(Exercise): Look for "JSON" in the listing below. Gather each line that contains it.

(Supplied information):
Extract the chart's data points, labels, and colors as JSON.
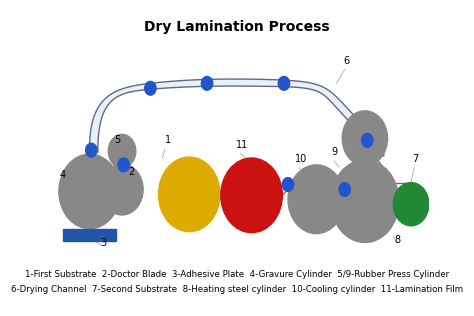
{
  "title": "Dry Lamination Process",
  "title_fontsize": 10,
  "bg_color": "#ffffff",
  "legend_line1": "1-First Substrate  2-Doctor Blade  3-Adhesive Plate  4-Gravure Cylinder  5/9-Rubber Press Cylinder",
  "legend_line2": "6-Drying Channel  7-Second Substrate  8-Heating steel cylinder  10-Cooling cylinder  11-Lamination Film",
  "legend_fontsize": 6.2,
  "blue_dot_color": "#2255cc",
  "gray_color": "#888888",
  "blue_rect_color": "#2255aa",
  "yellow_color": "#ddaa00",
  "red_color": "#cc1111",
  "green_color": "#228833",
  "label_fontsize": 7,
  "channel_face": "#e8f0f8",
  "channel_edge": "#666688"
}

==

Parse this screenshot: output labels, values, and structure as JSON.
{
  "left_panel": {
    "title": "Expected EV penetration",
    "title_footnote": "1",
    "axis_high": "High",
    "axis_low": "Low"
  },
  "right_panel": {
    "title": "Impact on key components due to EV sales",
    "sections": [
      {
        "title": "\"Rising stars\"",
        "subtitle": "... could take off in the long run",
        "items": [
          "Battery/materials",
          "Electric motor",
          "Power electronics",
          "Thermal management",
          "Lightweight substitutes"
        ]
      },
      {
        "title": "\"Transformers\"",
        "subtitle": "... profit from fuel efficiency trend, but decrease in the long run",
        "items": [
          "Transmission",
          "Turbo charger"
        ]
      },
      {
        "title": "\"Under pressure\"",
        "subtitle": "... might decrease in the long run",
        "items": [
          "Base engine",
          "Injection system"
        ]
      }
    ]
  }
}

(Full response):
Extract the chart's data points, labels, and colors as JSON.
Parse this screenshot: output labels, values, and structure as JSON.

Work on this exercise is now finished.